◆ EXERCISE REQUIREMENTS: Extract the listing below in full, unchanged.

◆ DATASET RECORDS:

::::::::

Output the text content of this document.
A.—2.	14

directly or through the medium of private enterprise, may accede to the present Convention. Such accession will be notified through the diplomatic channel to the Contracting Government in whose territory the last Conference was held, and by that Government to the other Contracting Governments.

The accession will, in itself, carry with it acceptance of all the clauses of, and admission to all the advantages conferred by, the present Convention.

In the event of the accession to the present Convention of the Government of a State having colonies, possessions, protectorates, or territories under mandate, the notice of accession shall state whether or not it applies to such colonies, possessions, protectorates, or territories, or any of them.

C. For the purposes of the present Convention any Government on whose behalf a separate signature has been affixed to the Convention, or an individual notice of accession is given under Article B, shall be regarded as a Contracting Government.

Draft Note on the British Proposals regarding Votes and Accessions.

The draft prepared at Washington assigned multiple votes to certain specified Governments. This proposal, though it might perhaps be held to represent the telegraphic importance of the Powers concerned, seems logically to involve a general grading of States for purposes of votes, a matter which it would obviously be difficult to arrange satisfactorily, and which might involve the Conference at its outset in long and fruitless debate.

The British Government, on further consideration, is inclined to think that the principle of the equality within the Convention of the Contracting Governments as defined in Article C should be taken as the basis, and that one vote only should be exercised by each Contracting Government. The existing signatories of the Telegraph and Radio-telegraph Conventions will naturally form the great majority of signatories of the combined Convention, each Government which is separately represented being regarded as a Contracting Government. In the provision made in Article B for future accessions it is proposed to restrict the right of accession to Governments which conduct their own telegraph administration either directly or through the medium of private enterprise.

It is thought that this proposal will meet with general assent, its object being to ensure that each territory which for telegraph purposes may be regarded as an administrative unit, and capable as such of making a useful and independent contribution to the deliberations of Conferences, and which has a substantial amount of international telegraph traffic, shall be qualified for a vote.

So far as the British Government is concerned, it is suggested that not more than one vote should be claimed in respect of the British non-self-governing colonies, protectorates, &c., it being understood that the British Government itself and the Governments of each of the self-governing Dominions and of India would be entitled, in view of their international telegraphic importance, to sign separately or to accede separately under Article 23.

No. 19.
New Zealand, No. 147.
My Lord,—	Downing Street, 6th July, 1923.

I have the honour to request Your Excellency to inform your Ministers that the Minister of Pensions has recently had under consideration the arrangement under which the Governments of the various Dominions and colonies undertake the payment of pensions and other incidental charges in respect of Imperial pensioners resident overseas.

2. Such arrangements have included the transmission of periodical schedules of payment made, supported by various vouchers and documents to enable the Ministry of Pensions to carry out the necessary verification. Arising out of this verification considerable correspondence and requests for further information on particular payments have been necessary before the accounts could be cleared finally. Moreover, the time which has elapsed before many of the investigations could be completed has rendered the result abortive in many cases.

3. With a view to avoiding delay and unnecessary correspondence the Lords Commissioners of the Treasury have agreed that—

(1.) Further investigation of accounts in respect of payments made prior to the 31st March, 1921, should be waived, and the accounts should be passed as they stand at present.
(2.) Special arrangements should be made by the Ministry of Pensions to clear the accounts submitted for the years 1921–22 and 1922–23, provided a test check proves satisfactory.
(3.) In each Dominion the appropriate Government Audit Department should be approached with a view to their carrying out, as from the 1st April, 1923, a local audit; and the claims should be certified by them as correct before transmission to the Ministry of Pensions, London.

::::::::

◆ COMPLETE OUTPUT:
Output the text content of this document.
A.—2.	14

directly or through the medium of private enterprise, may accede to the present Convention. Such accession will be notified through the diplomatic channel to the Contracting Government in whose territory the last Conference was held, and by that Government to the other Contracting Governments.

The accession will, in itself, carry with it acceptance of all the clauses of, and admission to all the advantages conferred by, the present Convention.

In the event of the accession to the present Convention of the Government of a State having colonies, possessions, protectorates, or territories under mandate, the notice of accession shall state whether or not it applies to such colonies, possessions, protectorates, or territories, or any of them.

C. For the purposes of the present Convention any Government on whose behalf a separate signature has been affixed to the Convention, or an individual notice of accession is given under Article B, shall be regarded as a Contracting Government.

Draft Note on the British Proposals regarding Votes and Accessions.

The draft prepared at Washington assigned multiple votes to certain specified Governments. This proposal, though it might perhaps be held to represent the telegraphic importance of the Powers concerned, seems logically to involve a general grading of States for purposes of votes, a matter which it would obviously be difficult to arrange satisfactorily, and which might involve the Conference at its outset in long and fruitless debate.

The British Government, on further consideration, is inclined to think that the principle of the equality within the Convention of the Contracting Governments as defined in Article C should be taken as the basis, and that one vote only should be exercised by each Contracting Government. The existing signatories of the Telegraph and Radio-telegraph Conventions will naturally form the great majority of signatories of the combined Convention, each Government which is separately represented being regarded as a Contracting Government. In the provision made in Article B for future accessions it is proposed to restrict the right of accession to Governments which conduct their own telegraph administration either directly or through the medium of private enterprise.

It is thought that this proposal will meet with general assent, its object being to ensure that each territory which for telegraph purposes may be regarded as an administrative unit, and capable as such of making a useful and independent contribution to the deliberations of Conferences, and which has a substantial amount of international telegraph traffic, shall be qualified for a vote.

So far as the British Government is concerned, it is suggested that not more than one vote should be claimed in respect of the British non-self-governing colonies, protectorates, &c., it being understood that the British Government itself and the Governments of each of the self-governing Dominions and of India would be entitled, in view of their international telegraphic importance, to sign separately or to accede separately under Article 23.

No. 19.
New Zealand, No. 147.
My Lord,—	Downing Street, 6th July, 1923.

I have the honour to request Your Excellency to inform your Ministers that the Minister of Pensions has recently had under consideration the arrangement under which the Governments of the various Dominions and colonies undertake the payment of pensions and other incidental charges in respect of Imperial pensioners resident overseas.

2. Such arrangements have included the transmission of periodical schedules of payment made, supported by various vouchers and documents to enable the Ministry of Pensions to carry out the necessary verification. Arising out of this verification considerable correspondence and requests for further information on particular payments have been necessary before the accounts could be cleared finally. Moreover, the time which has elapsed before many of the investigations could be completed has rendered the result abortive in many cases.

3. With a view to avoiding delay and unnecessary correspondence the Lords Commissioners of the Treasury have agreed that—

(1.) Further investigation of accounts in respect of payments made prior to the 31st March, 1921, should be waived, and the accounts should be passed as they stand at present.
(2.) Special arrangements should be made by the Ministry of Pensions to clear the accounts submitted for the years 1921–22 and 1922–23, provided a test check proves satisfactory.
(3.) In each Dominion the appropriate Government Audit Department should be approached with a view to their carrying out, as from the 1st April, 1923, a local audit; and the claims should be certified by them as correct before transmission to the Ministry of Pensions, London.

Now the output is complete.